RECORD EXCERPTS

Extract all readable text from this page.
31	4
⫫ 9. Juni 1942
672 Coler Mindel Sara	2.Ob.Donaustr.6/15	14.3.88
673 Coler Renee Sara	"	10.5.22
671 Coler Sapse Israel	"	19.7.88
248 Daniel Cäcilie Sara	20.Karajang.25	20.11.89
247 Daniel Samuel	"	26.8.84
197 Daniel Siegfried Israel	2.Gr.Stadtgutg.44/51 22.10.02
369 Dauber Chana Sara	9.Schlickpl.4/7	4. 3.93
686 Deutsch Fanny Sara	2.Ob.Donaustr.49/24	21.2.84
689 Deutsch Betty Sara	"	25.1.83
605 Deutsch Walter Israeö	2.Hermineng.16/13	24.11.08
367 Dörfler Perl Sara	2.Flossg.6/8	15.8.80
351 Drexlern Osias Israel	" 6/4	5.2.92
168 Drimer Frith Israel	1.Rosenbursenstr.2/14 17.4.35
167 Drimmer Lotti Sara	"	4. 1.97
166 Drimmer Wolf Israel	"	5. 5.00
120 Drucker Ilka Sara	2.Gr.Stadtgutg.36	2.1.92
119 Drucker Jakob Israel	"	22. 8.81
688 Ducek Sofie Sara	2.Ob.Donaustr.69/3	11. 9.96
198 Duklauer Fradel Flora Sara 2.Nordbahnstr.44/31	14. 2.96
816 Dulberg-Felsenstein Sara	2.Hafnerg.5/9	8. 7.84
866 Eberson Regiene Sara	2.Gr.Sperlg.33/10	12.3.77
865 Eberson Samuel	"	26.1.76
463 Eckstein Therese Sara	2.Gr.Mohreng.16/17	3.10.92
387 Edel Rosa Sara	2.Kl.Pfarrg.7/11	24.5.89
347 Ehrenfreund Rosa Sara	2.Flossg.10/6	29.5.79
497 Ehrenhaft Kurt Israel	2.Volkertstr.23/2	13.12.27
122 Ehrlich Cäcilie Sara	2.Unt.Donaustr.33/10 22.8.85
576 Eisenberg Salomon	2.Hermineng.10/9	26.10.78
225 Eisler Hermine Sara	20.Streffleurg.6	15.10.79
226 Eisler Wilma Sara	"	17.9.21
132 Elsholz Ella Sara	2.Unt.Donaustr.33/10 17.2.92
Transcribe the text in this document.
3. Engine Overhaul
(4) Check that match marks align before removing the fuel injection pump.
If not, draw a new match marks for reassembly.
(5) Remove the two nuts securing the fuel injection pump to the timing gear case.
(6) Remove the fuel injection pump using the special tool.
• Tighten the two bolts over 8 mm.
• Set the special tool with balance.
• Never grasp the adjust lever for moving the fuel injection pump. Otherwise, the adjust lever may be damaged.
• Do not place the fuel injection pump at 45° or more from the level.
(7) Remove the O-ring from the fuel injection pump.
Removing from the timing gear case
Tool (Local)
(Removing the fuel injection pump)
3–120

PROBLEM REQUIREMENTS
Every record shown above should be written out again exactly.

SOLVED EXERCISE
Extract all readable text from this page.
31	4
⫫ 9. Juni 1942
672 Coler Mindel Sara	2.Ob.Donaustr.6/15	14.3.88
673 Coler Renee Sara	"	10.5.22
671 Coler Sapse Israel	"	19.7.88
248 Daniel Cäcilie Sara	20.Karajang.25	20.11.89
247 Daniel Samuel	"	26.8.84
197 Daniel Siegfried Israel	2.Gr.Stadtgutg.44/51 22.10.02
369 Dauber Chana Sara	9.Schlickpl.4/7	4. 3.93
686 Deutsch Fanny Sara	2.Ob.Donaustr.49/24	21.2.84
689 Deutsch Betty Sara	"	25.1.83
605 Deutsch Walter Israeö	2.Hermineng.16/13	24.11.08
367 Dörfler Perl Sara	2.Flossg.6/8	15.8.80
351 Drexlern Osias Israel	" 6/4	5.2.92
168 Drimer Frith Israel	1.Rosenbursenstr.2/14 17.4.35
167 Drimmer Lotti Sara	"	4. 1.97
166 Drimmer Wolf Israel	"	5. 5.00
120 Drucker Ilka Sara	2.Gr.Stadtgutg.36	2.1.92
119 Drucker Jakob Israel	"	22. 8.81
688 Ducek Sofie Sara	2.Ob.Donaustr.69/3	11. 9.96
198 Duklauer Fradel Flora Sara 2.Nordbahnstr.44/31	14. 2.96
816 Dulberg-Felsenstein Sara	2.Hafnerg.5/9	8. 7.84
866 Eberson Regiene Sara	2.Gr.Sperlg.33/10	12.3.77
865 Eberson Samuel	"	26.1.76
463 Eckstein Therese Sara	2.Gr.Mohreng.16/17	3.10.92
387 Edel Rosa Sara	2.Kl.Pfarrg.7/11	24.5.89
347 Ehrenfreund Rosa Sara	2.Flossg.10/6	29.5.79
497 Ehrenhaft Kurt Israel	2.Volkertstr.23/2	13.12.27
122 Ehrlich Cäcilie Sara	2.Unt.Donaustr.33/10 22.8.85
576 Eisenberg Salomon	2.Hermineng.10/9	26.10.78
225 Eisler Hermine Sara	20.Streffleurg.6	15.10.79
226 Eisler Wilma Sara	"	17.9.21
132 Elsholz Ella Sara	2.Unt.Donaustr.33/10 17.2.92
Transcribe the text in this document.
3. Engine Overhaul
(4) Check that match marks align before removing the fuel injection pump.
If not, draw a new match marks for reassembly.
(5) Remove the two nuts securing the fuel injection pump to the timing gear case.
(6) Remove the fuel injection pump using the special tool.
• Tighten the two bolts over 8 mm.
• Set the special tool with balance.
• Never grasp the adjust lever for moving the fuel injection pump. Otherwise, the adjust lever may be damaged.
• Do not place the fuel injection pump at 45° or more from the level.
(7) Remove the O-ring from the fuel injection pump.
Removing from the timing gear case
Tool (Local)
(Removing the fuel injection pump)
3–120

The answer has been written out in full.